Written instruction –
Tally up the lines where the string "April" appears; reply with the number only.

Source data –
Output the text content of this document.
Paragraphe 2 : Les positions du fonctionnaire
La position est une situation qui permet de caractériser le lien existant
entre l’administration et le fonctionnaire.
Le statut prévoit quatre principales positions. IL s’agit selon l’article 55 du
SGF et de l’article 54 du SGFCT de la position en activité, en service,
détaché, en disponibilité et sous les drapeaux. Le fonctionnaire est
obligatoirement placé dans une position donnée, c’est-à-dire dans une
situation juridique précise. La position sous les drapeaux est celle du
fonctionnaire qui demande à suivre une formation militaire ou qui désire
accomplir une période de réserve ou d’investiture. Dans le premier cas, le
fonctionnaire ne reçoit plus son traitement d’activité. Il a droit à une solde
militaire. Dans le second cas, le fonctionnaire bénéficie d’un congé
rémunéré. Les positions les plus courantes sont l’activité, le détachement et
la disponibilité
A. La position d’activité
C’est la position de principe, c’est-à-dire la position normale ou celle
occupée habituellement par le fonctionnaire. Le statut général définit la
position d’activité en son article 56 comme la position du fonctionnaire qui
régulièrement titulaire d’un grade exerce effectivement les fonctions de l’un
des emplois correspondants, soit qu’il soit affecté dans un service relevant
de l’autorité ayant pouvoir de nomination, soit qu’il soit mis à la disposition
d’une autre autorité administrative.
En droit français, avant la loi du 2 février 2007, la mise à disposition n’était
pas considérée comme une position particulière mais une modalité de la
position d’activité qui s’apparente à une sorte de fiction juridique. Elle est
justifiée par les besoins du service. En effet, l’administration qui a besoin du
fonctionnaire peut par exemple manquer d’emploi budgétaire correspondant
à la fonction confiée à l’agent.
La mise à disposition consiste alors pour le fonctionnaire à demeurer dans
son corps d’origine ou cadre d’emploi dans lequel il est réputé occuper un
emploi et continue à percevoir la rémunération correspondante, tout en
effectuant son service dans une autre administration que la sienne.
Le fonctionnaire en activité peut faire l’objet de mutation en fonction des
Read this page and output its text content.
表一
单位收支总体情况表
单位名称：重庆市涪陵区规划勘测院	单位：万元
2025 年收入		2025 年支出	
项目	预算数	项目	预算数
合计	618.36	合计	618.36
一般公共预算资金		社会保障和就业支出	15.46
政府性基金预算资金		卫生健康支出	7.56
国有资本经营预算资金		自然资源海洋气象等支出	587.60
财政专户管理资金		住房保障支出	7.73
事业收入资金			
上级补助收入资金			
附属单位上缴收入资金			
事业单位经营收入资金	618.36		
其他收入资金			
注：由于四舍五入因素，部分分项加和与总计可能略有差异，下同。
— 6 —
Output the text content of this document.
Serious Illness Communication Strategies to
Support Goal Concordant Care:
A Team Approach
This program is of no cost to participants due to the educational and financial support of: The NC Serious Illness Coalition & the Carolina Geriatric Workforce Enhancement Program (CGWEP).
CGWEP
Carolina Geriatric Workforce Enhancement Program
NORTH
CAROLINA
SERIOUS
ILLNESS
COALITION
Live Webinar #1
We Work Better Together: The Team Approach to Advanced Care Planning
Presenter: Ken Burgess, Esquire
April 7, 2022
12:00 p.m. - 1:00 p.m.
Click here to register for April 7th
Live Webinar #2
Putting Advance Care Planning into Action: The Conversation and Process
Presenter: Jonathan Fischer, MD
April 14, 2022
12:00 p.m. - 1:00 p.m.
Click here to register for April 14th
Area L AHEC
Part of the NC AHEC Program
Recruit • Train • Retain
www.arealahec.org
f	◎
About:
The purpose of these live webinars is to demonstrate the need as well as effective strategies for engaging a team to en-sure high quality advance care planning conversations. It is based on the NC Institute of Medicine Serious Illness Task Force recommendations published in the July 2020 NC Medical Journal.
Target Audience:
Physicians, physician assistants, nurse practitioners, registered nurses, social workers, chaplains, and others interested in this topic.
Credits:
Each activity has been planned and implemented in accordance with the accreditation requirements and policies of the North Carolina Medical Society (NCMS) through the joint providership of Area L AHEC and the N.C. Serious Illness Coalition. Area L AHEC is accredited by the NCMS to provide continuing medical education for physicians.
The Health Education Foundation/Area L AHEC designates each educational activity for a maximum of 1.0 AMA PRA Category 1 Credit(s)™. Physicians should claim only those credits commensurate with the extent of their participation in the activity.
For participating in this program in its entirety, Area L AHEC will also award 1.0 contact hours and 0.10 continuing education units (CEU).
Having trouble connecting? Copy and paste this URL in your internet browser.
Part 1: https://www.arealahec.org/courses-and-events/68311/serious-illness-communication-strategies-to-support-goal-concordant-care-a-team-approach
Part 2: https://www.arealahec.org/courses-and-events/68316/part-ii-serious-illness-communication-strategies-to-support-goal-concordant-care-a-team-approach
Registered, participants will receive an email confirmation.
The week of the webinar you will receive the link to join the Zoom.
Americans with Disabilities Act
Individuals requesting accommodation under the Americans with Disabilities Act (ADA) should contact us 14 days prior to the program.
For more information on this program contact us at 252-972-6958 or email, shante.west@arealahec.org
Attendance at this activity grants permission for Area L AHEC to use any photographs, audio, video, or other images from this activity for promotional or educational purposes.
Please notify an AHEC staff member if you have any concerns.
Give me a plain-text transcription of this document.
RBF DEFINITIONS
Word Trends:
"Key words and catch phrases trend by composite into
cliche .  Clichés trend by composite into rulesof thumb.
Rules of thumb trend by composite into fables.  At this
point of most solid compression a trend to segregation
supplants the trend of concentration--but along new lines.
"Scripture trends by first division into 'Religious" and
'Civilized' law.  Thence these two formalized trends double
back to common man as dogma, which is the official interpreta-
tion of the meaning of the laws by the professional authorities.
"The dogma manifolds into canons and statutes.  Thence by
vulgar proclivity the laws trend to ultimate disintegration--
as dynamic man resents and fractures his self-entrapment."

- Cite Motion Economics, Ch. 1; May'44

Final result –
4